(Source data)
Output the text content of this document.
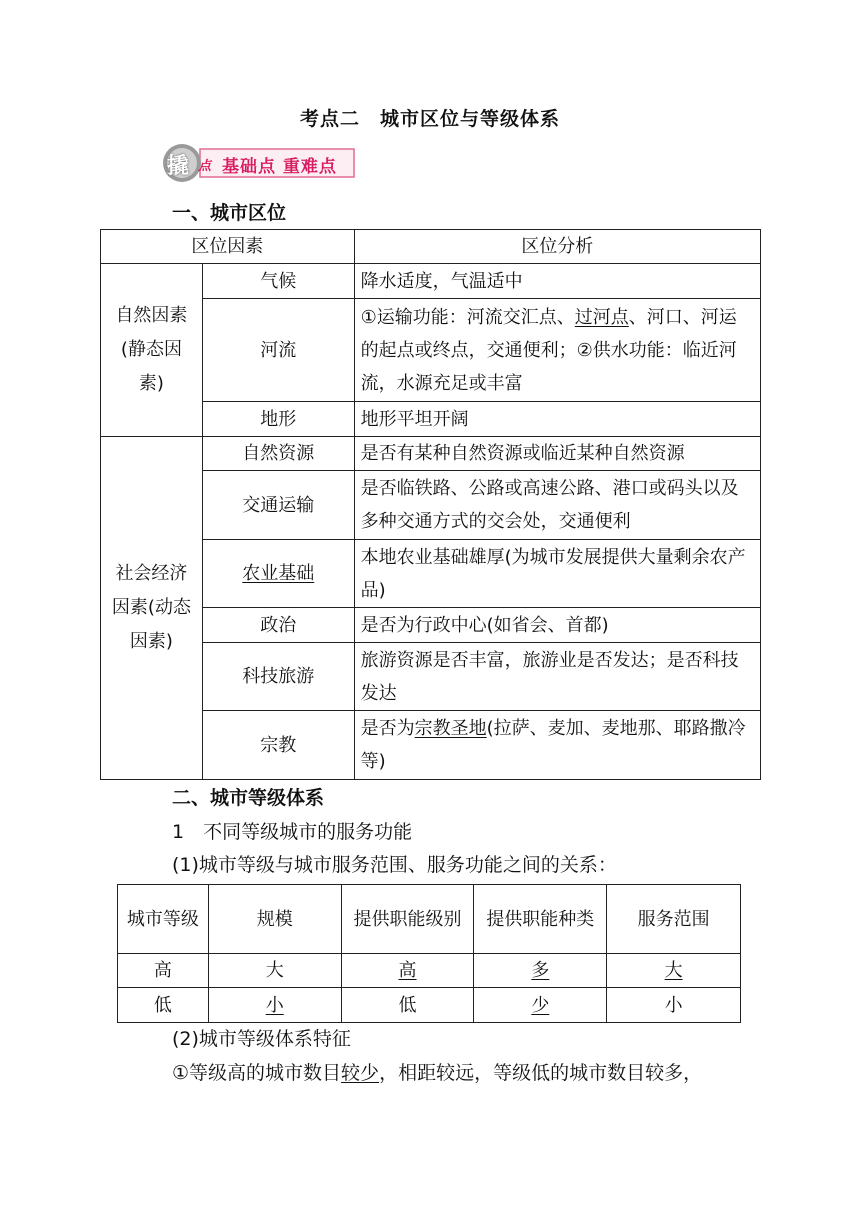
考点二　城市区位与等级体系
撬 点 基础点 重难点
一、城市区位
区位因素		区位分析
自然因素(静态因素)	气候	降水适度，气温适中
	河流	①运输功能：河流交汇点、过河点、河口、河运的起点或终点，交通便利；②供水功能：临近河流，水源充足或丰富
	地形	地形平坦开阔
社会经济因素(动态因素)	自然资源	是否有某种自然资源或临近某种自然资源
	交通运输	是否临铁路、公路或高速公路、港口或码头以及多种交通方式的交会处，交通便利
	农业基础	本地农业基础雄厚(为城市发展提供大量剩余农产品)
	政治	是否为行政中心(如省会、首都)
	科技旅游	旅游资源是否丰富，旅游业是否发达；是否科技发达
	宗教	是否为宗教圣地(拉萨、麦加、麦地那、耶路撒冷等)
二、城市等级体系
1　不同等级城市的服务功能
(1)城市等级与城市服务范围、服务功能之间的关系：
城市等级	规模	提供职能级别	提供职能种类	服务范围
高	大	高	多	大
低	小	低	少	小
(2)城市等级体系特征
①等级高的城市数目较少，相距较远，等级低的城市数目较多，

• **Set exercise**:
Repeat the data exactly, without the pictures.

• **Result for this exercise**:
Output the text content of this document.
考点二　城市区位与等级体系
撬 点 基础点 重难点
一、城市区位
区位因素		区位分析
自然因素(静态因素)	气候	降水适度，气温适中
	河流	①运输功能：河流交汇点、过河点、河口、河运的起点或终点，交通便利；②供水功能：临近河流，水源充足或丰富
	地形	地形平坦开阔
社会经济因素(动态因素)	自然资源	是否有某种自然资源或临近某种自然资源
	交通运输	是否临铁路、公路或高速公路、港口或码头以及多种交通方式的交会处，交通便利
	农业基础	本地农业基础雄厚(为城市发展提供大量剩余农产品)
	政治	是否为行政中心(如省会、首都)
	科技旅游	旅游资源是否丰富，旅游业是否发达；是否科技发达
	宗教	是否为宗教圣地(拉萨、麦加、麦地那、耶路撒冷等)
二、城市等级体系
1　不同等级城市的服务功能
(1)城市等级与城市服务范围、服务功能之间的关系：
城市等级	规模	提供职能级别	提供职能种类	服务范围
高	大	高	多	大
低	小	低	少	小
(2)城市等级体系特征
①等级高的城市数目较少，相距较远，等级低的城市数目较多，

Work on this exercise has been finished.